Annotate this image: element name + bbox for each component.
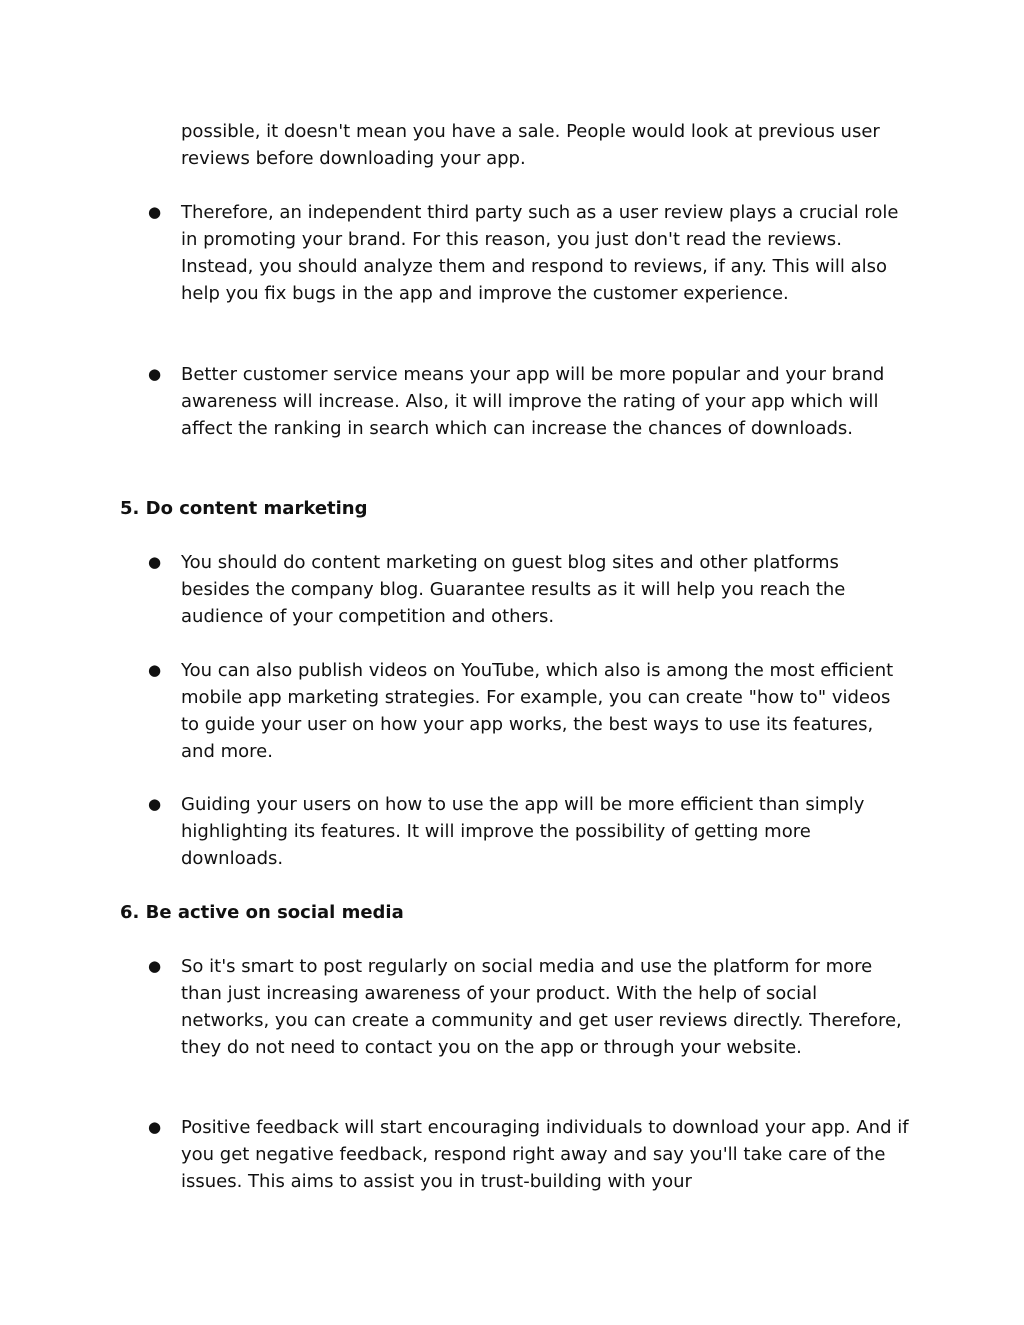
bullet-icon: ● <box>148 661 162 679</box>
bullet-icon: ● <box>148 1118 162 1136</box>
bullet-text: Therefore, an independent third party such as a user review plays a crucial role in promoting your brand. For this reason, you just don't read the reviews. Instead, you should analyze them and respond to reviews, if any. This will also help you fix bugs in the app and improve the customer experience. <box>181 202 899 304</box>
continuation-paragraph: possible, it doesn't mean you have a sale. People would look at previous user reviews before downloading your app. <box>181 121 880 169</box>
bullet-icon: ● <box>148 795 162 813</box>
bullet-text: You should do content marketing on guest blog sites and other platforms besides the company blog. Guarantee results as it will help you reach the audience of your competition and others. <box>181 552 846 627</box>
bullet-text: Guiding your users on how to use the app will be more efficient than simply highlighting its features. It will improve the possibility of getting more downloads. <box>181 794 865 869</box>
bullet-text: You can also publish videos on YouTube, which also is among the most efficient mobile app marketing strategies. For example, you can create "how to" videos to guide your user on how your app works, the best ways to use its features, and more. <box>181 660 894 762</box>
bullet-text: Better customer service means your app will be more popular and your brand awareness will increase. Also, it will improve the rating of your app which will affect the ranking in search which can increase the chances of downloads. <box>181 364 885 439</box>
section-heading: 5. Do content marketing <box>120 498 368 519</box>
bullet-text: So it's smart to post regularly on social media and use the platform for more than just increasing awareness of your product. With the help of social networks, you can create a community and get user reviews directly. Therefore, they do not need to contact you on the app or through your website. <box>181 956 902 1058</box>
bullet-icon: ● <box>148 203 162 221</box>
bullet-text: Positive feedback will start encouraging individuals to download your app. And if you get negative feedback, respond right away and say you'll take care of the issues. This aims to assist you in trust-building with your <box>181 1117 909 1192</box>
bullet-icon: ● <box>148 365 162 383</box>
bullet-icon: ● <box>148 553 162 571</box>
section-heading: 6. Be active on social media <box>120 902 404 923</box>
bullet-icon: ● <box>148 957 162 975</box>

▶ **WHAT THE EXERCISE ASKS**
Can you write out the data lines running from the one containing "bullet-icon: ● <box>148 661 162 679</box>" through the one containing "bullet-icon: ● <box>148 1118 162 1136</box>", both included?

▶ **EXERCISE SOLUTION**
bullet-icon: ● <box>148 661 162 679</box>
bullet-icon: ● <box>148 1118 162 1136</box>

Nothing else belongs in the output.